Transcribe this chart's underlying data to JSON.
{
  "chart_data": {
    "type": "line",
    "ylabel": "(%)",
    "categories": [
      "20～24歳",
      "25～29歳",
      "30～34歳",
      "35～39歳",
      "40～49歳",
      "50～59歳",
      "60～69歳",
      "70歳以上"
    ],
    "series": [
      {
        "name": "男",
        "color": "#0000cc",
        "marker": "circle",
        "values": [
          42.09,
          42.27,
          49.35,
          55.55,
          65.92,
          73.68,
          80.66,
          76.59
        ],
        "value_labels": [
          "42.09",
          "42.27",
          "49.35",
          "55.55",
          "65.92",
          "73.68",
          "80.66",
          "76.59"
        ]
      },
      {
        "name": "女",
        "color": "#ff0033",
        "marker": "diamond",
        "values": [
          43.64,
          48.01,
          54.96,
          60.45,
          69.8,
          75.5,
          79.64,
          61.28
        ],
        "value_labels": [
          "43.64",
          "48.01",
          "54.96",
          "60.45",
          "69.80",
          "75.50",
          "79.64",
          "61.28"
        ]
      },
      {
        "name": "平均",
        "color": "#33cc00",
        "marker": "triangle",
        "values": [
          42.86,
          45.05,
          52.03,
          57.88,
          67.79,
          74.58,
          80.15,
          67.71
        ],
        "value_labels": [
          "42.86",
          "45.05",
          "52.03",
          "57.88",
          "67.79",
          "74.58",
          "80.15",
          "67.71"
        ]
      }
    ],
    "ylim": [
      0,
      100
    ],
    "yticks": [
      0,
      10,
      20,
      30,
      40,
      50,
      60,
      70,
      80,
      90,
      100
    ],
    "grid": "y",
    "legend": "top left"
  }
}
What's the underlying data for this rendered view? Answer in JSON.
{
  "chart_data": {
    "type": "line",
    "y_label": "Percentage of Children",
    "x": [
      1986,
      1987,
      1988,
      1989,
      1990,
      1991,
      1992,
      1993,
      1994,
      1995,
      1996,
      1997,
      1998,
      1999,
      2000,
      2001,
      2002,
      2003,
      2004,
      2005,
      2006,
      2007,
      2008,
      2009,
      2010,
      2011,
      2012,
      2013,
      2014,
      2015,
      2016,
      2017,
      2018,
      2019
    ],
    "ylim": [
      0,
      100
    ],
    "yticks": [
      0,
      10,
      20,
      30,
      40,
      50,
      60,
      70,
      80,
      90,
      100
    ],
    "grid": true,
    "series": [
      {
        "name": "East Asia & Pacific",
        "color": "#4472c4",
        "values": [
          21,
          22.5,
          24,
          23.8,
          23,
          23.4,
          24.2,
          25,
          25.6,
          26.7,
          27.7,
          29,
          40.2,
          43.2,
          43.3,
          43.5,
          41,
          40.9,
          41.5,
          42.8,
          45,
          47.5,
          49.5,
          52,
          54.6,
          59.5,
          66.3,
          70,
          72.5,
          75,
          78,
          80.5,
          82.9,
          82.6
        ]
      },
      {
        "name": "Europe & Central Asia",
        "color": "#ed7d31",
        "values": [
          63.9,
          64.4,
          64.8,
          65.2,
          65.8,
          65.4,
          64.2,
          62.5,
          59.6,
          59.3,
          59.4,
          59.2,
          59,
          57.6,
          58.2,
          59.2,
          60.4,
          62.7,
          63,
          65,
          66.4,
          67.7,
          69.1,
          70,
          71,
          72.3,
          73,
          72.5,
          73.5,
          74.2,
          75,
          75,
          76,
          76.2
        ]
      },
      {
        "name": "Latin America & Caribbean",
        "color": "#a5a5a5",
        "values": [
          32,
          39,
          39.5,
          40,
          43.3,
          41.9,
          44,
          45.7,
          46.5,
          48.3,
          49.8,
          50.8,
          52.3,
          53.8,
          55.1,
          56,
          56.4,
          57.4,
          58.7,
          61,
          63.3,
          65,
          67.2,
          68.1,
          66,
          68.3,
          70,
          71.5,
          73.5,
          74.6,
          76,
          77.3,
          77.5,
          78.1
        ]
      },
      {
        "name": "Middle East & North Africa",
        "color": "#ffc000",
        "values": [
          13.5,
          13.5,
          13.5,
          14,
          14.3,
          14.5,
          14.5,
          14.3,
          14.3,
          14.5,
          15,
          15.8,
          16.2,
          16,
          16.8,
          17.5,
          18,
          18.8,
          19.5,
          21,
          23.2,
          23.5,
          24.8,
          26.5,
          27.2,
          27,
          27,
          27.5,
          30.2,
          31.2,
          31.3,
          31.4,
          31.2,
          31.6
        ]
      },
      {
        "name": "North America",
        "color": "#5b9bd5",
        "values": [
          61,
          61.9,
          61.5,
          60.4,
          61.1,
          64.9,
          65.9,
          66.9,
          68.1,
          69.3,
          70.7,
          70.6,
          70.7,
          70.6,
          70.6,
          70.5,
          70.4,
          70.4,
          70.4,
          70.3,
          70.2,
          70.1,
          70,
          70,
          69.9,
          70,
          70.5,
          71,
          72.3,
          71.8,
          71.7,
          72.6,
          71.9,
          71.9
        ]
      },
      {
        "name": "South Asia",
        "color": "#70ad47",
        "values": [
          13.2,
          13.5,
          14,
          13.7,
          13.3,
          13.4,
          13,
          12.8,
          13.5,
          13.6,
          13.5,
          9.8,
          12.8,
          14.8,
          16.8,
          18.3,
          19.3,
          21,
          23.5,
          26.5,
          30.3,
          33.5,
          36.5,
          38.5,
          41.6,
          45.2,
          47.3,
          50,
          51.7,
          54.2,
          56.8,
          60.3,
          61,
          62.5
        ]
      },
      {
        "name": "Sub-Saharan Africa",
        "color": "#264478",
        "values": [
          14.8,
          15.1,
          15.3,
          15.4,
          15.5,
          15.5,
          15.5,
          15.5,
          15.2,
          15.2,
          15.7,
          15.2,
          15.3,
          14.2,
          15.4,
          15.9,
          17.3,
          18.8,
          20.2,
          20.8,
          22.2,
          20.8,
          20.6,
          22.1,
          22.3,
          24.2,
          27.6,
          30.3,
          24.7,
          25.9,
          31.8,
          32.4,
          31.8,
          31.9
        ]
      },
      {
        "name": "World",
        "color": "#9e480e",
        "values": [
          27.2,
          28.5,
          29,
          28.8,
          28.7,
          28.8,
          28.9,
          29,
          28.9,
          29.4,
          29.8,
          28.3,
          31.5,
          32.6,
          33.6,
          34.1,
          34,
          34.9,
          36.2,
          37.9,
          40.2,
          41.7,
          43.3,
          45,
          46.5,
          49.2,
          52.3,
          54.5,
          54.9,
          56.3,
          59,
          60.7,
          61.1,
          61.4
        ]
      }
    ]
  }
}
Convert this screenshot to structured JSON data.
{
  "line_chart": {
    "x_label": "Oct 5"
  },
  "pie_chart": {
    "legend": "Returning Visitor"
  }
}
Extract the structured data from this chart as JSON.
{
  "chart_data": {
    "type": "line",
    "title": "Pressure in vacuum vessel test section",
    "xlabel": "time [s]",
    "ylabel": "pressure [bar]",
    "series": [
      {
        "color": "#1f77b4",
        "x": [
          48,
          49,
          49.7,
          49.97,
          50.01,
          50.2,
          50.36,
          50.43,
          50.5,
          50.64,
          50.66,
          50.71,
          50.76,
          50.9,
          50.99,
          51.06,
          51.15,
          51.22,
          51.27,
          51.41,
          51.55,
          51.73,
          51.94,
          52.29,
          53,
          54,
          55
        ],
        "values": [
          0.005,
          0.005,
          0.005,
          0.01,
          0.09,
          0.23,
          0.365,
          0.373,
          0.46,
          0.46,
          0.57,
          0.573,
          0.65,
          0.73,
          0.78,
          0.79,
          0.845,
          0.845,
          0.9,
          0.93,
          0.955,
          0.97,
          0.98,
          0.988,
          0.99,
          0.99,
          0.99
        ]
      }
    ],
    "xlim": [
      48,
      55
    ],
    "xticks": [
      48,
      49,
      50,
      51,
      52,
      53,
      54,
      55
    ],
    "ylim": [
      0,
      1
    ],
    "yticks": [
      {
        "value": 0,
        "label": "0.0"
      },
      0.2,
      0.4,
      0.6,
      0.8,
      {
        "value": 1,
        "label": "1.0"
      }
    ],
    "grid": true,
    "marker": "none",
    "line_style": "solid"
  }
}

■ **GOAL**
Begin with the line that contains "Extract the structured" and quote each line after it exactly, stopping after the last line of the data.

■ **REPLY**
Extract the structured data from this chart as JSON.
{
  "chart_data": {
    "type": "line",
    "title": "Pressure in vacuum vessel test section",
    "xlabel": "time [s]",
    "ylabel": "pressure [bar]",
    "series": [
      {
        "color": "#1f77b4",
        "x": [
          48,
          49,
          49.7,
          49.97,
          50.01,
          50.2,
          50.36,
          50.43,
          50.5,
          50.64,
          50.66,
          50.71,
          50.76,
          50.9,
          50.99,
          51.06,
          51.15,
          51.22,
          51.27,
          51.41,
          51.55,
          51.73,
          51.94,
          52.29,
          53,
          54,
          55
        ],
        "values": [
          0.005,
          0.005,
          0.005,
          0.01,
          0.09,
          0.23,
          0.365,
          0.373,
          0.46,
          0.46,
          0.57,
          0.573,
          0.65,
          0.73,
          0.78,
          0.79,
          0.845,
          0.845,
          0.9,
          0.93,
          0.955,
          0.97,
          0.98,
          0.988,
          0.99,
          0.99,
          0.99
        ]
      }
    ],
    "xlim": [
      48,
      55
    ],
    "xticks": [
      48,
      49,
      50,
      51,
      52,
      53,
      54,
      55
    ],
    "ylim": [
      0,
      1
    ],
    "yticks": [
      {
        "value": 0,
        "label": "0.0"
      },
      0.2,
      0.4,
      0.6,
      0.8,
      {
        "value": 1,
        "label": "1.0"
      }
    ],
    "grid": true,
    "marker": "none",
    "line_style": "solid"
  }
}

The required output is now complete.